**Task details:**
Please list every bracketed reference number cited in the excerpt on Helicobacter pylori eradication in functional dyspepsia, in the order they appear.

**Excerpt provided:**
Table 18.3 Meta-analysis studies about Helicobacter pylori eradication in patients with functional dyspepsia since 2000

However, Zullo et al. [63] pointed out several problems related to meta-analyses studying the effect of H. pylori eradication in FD patients. The type and number of dyspeptic symptoms of patients in enrolled studies were different, and the definitions of symptom improvement or regression varied widely. Many studies were performed to verify the effectiveness of H. pylori eradication in FD patients; however, only 12 studies were well-designed, double-blind, placebo-controlled studies with at least 50 patients followed for more than 6–12 months with final confirmation of H. pylori status by endoscopy with biopsy or a 13C-urea breath test. Unfortunately, the type and number of symptoms and the definition of symptom improvement were different even in these 12 well-designed studies. Considering these findings, we could assume that the studies evaluating the effectiveness of H. pylori eradication in patients with FD are difficult to interpret. There is thus no definitive conclusion about the usefulness of H. pylori eradication in FD patients.

Despite these limitations, the American Gastroenterological Association recommends H. pylori eradication as the initial management strategy for uncomplicated dyspepsia in patients younger than 55 years, especially in countries with high prevalence (>10 %) of H. pylori infection, like Korea [7]. The Korean College of Helicobacter and Upper Gastrointestinal Research also reported that H. pylori eradication helps long-term dyspeptic symptom improvement in some patients with FD [64].

On another note, H. pylori eradication is useful in only some patients with FD. A recent study reported that FD patients with microscopic duodenitis showed greater symptom improvement after H. pylori eradication than those without microscopic duodenitis [65]. Sugano et al. [19] who proposed that H. pylori-associated FD should be separated from FD also suggested that FD patients with H. pylori infection should be treated before meeting criteria for a diagnosis of FD. Because H. pylori infection clearly influences pathological and physiological changes, residual dyspepsia symptoms after complete eradication of H. pylori infection might be regarded as real FD coexisting with H. pylori infection. Based on these considerations, the Kyoto global consensus also agreed that patients who remain symptomatic after successful H. pylori eradication should be regarded as having FD [48] (Fig. 18.3). In addition, H. pylori eradication is first-line treatment for dyspeptic patients with H. pylori infection, because eradication therapy for dyspeptic symptoms is better than placebo in H. pylori-infected dyspeptic patients.

**Excerpted data:**
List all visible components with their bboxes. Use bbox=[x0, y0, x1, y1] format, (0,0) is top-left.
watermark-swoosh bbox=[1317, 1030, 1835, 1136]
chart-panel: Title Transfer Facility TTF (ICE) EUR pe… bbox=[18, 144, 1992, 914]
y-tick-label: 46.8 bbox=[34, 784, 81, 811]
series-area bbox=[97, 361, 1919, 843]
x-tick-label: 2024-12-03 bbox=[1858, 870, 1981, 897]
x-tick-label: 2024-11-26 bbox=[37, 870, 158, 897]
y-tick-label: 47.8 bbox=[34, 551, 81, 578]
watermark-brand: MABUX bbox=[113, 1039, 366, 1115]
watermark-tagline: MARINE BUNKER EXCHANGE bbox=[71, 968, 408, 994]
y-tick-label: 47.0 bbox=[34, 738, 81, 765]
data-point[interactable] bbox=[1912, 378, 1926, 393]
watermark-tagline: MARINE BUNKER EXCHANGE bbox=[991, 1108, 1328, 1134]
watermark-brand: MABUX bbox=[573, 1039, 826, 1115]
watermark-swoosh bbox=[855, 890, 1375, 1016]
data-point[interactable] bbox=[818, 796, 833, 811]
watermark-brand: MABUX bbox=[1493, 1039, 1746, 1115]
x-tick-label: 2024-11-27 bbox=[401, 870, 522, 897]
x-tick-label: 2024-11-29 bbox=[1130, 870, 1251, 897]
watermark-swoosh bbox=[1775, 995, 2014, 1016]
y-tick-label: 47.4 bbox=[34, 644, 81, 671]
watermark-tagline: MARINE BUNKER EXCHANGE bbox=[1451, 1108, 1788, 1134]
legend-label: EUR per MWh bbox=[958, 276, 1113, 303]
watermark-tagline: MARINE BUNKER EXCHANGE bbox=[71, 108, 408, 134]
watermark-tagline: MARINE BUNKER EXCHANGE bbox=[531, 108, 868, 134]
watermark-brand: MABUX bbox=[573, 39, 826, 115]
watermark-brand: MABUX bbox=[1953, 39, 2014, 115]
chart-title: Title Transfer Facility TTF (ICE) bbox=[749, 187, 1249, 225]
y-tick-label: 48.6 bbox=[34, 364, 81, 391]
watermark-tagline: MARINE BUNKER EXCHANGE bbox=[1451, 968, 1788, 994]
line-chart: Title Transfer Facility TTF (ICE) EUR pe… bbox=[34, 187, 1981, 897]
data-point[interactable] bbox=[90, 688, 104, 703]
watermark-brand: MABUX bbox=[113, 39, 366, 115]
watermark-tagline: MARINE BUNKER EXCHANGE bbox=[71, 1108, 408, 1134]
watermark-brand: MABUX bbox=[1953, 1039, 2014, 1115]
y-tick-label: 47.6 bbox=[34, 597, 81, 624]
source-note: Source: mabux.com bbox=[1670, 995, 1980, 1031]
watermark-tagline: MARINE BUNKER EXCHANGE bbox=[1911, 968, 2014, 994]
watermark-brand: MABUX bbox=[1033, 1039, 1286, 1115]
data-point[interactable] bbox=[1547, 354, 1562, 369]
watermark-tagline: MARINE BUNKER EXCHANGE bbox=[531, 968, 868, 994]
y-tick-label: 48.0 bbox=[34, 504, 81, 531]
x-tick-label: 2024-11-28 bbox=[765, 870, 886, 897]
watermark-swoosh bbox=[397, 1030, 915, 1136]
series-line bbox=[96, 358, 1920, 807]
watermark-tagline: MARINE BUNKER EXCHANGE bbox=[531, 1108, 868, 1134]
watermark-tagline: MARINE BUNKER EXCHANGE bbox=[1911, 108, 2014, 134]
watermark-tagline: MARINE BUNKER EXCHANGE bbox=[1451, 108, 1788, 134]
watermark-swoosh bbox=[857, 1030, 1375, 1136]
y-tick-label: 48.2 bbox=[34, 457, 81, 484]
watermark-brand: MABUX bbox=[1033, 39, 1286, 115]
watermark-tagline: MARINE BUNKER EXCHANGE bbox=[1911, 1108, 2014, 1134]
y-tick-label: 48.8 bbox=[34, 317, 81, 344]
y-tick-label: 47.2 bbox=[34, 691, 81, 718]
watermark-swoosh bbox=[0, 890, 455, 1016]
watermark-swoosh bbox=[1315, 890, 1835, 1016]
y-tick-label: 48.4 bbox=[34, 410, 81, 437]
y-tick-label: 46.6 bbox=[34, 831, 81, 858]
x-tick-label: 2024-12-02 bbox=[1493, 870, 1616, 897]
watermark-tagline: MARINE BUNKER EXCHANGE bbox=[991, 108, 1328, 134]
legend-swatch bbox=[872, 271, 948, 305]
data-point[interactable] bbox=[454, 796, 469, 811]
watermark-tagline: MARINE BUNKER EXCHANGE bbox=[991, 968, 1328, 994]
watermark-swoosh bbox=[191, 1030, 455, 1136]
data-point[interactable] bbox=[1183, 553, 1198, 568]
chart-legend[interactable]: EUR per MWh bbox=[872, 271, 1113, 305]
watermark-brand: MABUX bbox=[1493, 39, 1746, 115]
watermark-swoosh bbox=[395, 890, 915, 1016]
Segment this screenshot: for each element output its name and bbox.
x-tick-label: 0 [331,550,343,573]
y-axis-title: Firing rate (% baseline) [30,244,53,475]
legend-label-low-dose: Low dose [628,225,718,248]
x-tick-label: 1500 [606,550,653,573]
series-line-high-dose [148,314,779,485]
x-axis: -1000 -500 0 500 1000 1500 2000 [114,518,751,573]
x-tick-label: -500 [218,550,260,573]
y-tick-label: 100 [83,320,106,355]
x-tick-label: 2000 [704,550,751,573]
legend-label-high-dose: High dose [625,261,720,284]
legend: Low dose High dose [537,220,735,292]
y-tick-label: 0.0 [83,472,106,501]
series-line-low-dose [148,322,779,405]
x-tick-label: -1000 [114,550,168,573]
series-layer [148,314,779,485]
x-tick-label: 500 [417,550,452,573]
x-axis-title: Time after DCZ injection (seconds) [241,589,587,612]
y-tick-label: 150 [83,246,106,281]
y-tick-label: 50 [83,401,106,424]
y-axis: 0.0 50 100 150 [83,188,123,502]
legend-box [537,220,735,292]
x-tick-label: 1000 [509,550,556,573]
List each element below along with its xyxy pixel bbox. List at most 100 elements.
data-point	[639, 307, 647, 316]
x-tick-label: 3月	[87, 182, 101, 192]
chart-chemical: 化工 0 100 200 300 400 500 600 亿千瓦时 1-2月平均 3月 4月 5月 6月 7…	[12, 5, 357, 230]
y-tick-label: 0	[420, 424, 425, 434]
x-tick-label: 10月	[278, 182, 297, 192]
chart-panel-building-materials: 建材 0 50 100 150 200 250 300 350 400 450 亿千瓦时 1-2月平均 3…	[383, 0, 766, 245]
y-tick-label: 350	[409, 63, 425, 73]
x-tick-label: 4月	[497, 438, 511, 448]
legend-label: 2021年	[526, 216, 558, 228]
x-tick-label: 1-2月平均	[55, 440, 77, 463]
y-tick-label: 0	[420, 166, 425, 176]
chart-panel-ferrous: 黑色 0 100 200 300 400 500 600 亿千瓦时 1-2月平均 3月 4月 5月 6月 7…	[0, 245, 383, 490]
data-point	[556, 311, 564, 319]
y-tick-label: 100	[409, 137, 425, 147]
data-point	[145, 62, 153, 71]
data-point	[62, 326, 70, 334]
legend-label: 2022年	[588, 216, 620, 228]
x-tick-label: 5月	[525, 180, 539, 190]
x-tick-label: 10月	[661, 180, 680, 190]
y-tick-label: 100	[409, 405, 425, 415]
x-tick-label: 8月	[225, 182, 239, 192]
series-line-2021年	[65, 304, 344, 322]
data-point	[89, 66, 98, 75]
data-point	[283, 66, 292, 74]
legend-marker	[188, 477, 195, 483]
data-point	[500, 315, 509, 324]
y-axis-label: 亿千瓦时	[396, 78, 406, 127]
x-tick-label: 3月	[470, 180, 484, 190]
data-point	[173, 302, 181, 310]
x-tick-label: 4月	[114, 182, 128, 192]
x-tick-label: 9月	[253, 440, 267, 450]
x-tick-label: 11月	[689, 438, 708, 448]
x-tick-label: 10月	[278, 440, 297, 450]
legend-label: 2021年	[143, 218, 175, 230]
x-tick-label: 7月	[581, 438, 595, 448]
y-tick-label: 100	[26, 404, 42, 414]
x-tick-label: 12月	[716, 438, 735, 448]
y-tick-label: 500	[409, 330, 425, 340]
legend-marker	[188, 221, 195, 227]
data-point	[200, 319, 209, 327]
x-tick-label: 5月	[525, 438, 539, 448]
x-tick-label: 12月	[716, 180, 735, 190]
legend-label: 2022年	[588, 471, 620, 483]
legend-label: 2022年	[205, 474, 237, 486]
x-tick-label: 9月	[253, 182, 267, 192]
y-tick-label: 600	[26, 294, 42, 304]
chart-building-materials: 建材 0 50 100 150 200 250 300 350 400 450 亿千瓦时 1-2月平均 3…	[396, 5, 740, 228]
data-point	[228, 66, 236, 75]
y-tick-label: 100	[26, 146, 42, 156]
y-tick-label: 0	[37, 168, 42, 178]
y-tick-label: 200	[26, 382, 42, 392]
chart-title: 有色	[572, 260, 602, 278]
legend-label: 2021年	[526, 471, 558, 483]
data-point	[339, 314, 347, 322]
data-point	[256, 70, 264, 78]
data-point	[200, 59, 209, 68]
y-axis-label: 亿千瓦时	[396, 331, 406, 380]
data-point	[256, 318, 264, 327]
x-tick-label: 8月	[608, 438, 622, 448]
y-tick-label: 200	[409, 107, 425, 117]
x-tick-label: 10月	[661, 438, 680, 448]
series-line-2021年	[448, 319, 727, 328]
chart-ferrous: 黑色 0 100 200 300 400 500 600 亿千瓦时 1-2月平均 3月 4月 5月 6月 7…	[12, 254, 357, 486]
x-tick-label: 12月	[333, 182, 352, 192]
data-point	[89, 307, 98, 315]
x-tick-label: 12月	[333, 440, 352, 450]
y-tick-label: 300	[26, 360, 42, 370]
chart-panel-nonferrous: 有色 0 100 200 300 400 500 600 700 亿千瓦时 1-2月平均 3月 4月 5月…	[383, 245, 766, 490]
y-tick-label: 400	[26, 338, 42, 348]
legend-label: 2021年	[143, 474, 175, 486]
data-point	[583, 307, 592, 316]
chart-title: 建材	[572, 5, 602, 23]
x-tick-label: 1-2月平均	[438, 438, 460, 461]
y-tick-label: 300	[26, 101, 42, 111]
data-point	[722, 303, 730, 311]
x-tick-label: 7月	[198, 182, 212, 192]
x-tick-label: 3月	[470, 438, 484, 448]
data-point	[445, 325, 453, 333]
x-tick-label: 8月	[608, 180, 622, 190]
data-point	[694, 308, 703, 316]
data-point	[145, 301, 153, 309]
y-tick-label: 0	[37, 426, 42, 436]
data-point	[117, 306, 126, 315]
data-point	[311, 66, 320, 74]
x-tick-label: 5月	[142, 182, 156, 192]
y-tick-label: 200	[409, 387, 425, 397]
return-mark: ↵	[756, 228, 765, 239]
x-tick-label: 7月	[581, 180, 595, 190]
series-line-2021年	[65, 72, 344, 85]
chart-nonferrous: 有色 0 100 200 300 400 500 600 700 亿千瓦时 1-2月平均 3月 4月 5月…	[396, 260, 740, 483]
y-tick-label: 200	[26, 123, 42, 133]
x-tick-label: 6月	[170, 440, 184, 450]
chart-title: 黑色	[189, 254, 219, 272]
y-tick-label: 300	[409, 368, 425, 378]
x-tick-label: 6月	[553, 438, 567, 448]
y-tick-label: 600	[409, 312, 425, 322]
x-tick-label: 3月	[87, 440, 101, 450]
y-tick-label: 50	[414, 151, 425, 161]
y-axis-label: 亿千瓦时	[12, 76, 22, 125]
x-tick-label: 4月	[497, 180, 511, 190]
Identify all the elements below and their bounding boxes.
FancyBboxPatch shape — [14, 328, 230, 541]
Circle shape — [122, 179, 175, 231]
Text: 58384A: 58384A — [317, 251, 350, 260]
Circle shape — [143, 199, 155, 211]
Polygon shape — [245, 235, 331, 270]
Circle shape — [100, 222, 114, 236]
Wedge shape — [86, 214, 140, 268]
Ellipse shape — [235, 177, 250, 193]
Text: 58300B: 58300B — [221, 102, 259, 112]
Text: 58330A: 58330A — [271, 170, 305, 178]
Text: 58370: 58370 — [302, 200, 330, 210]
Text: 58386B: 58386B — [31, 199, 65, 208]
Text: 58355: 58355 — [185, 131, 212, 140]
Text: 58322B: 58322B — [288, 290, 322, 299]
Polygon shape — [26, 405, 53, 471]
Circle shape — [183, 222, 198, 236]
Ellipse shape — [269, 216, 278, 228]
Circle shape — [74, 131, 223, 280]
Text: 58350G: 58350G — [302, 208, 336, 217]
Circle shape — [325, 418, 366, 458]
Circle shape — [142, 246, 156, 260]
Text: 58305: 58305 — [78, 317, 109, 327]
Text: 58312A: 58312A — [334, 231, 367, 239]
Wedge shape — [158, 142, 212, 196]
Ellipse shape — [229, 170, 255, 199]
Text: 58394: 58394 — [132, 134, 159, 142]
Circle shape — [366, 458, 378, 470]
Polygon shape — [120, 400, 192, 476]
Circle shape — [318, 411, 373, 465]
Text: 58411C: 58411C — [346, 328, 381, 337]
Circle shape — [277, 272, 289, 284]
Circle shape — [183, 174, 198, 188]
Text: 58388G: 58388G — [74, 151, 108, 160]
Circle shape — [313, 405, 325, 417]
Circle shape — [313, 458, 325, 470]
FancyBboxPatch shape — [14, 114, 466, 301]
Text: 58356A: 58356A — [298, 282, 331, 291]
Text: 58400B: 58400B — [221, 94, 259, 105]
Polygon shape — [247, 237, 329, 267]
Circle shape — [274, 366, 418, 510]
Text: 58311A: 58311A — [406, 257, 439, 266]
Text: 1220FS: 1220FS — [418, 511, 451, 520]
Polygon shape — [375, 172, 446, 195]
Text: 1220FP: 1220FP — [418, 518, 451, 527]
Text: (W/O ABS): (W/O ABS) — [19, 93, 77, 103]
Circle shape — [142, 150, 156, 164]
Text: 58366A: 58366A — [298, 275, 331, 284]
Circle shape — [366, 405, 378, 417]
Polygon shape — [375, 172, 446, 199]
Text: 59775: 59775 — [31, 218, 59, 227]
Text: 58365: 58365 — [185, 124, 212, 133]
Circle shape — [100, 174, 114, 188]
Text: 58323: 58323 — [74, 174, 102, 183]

**Answer box:**
[63], [7], [64], [65], [19], [48]